INSTRUCTIONS FOR THE TASK: Your copy of the material must match it exactly, except that pictures are dropped.

AVAILABLE DATA:
** start **

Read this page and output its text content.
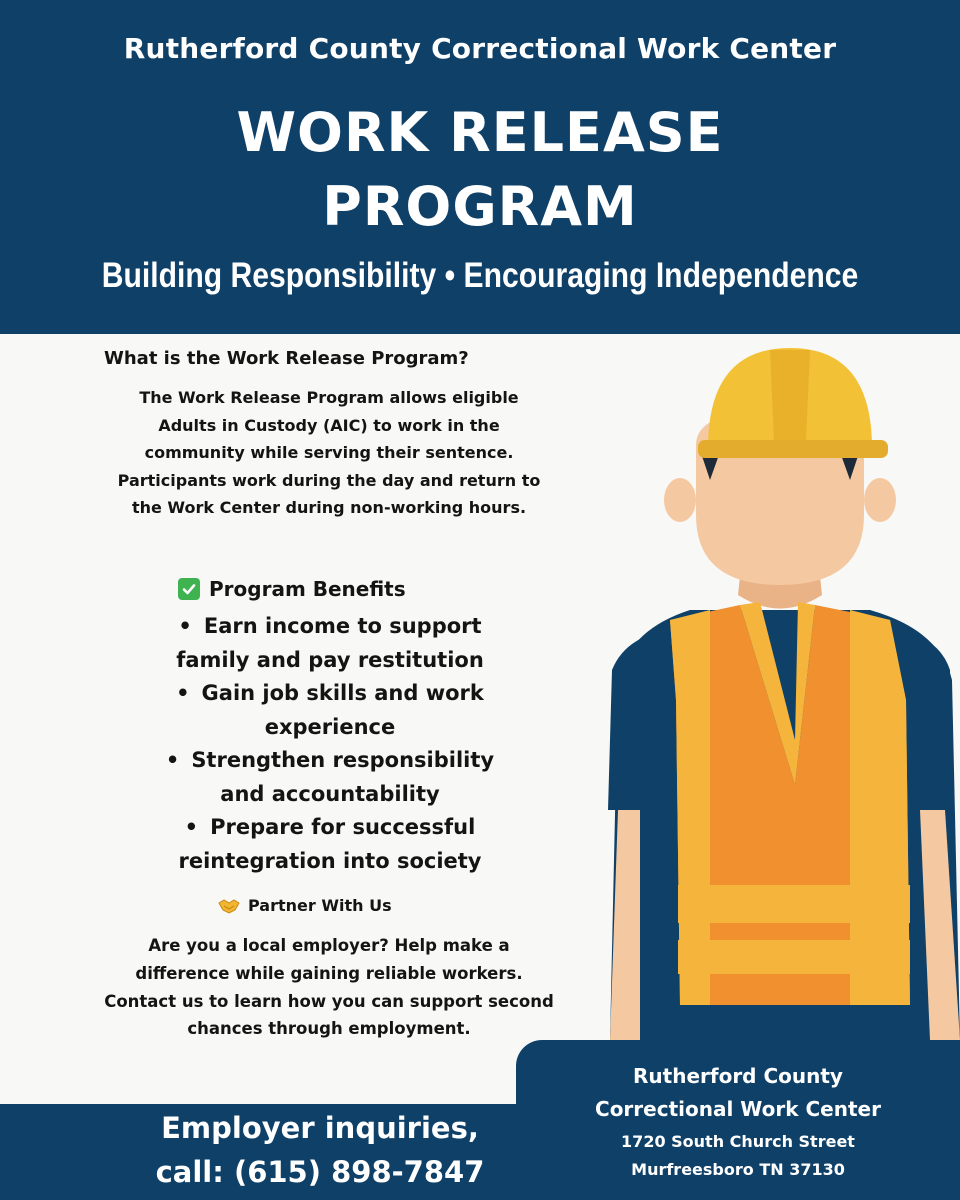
Rutherford County Correctional Work Center
WORK RELEASE
PROGRAM
Building Responsibility • Encouraging Independence
What is the Work Release Program?
The Work Release Program allows eligible Adults in Custody (AIC) to work in the community while serving their sentence. Participants work during the day and return to the Work Center during non-working hours.
Program Benefits
• Earn income to support
family and pay restitution
• Gain job skills and work
experience
• Strengthen responsibility
and accountability
• Prepare for successful
reintegration into society
Partner With Us
Are you a local employer? Help make a difference while gaining reliable workers. Contact us to learn how you can support second chances through employment.
Employer inquiries,
call: (615) 898-7847
Rutherford County
Correctional Work Center
1720 South Church Street
Murfreesboro TN 37130
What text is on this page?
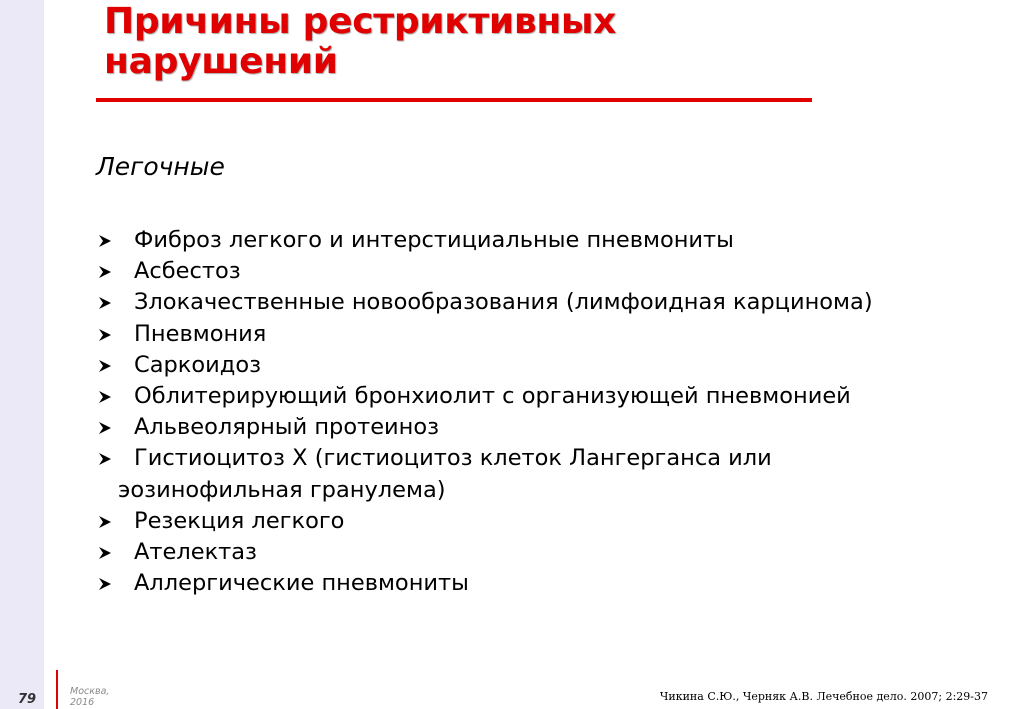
Причины рестриктивных
нарушений
Легочные
Фиброз легкого и интерстициальные пневмониты
Асбестоз
Злокачественные новообразования (лимфоидная карцинома)
Пневмония
Саркоидоз
Облитерирующий бронхиолит с организующей пневмонией
Альвеолярный протеиноз
Гистиоцитоз Х (гистиоцитоз клеток Лангерганса или
эозинофильная гранулема)
Резекция легкого
Ателектаз
Аллергические пневмониты
79
Москва,
2016	Чикина С.Ю., Черняк А.В. Лечебное дело. 2007; 2:29-37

** end **

COMPLETE ANSWER:
Read this page and output its text content.
Rutherford County Correctional Work Center
WORK RELEASE
PROGRAM
Building Responsibility • Encouraging Independence
What is the Work Release Program?
The Work Release Program allows eligible Adults in Custody (AIC) to work in the community while serving their sentence. Participants work during the day and return to the Work Center during non-working hours.
Program Benefits
• Earn income to support
family and pay restitution
• Gain job skills and work
experience
• Strengthen responsibility
and accountability
• Prepare for successful
reintegration into society
Partner With Us
Are you a local employer? Help make a difference while gaining reliable workers. Contact us to learn how you can support second chances through employment.
Employer inquiries,
call: (615) 898-7847
Rutherford County
Correctional Work Center
1720 South Church Street
Murfreesboro TN 37130
What text is on this page?
Причины рестриктивных
нарушений
Легочные
Фиброз легкого и интерстициальные пневмониты
Асбестоз
Злокачественные новообразования (лимфоидная карцинома)
Пневмония
Саркоидоз
Облитерирующий бронхиолит с организующей пневмонией
Альвеолярный протеиноз
Гистиоцитоз Х (гистиоцитоз клеток Лангерганса или
эозинофильная гранулема)
Резекция легкого
Ателектаз
Аллергические пневмониты
79
Москва,
2016	Чикина С.Ю., Черняк А.В. Лечебное дело. 2007; 2:29-37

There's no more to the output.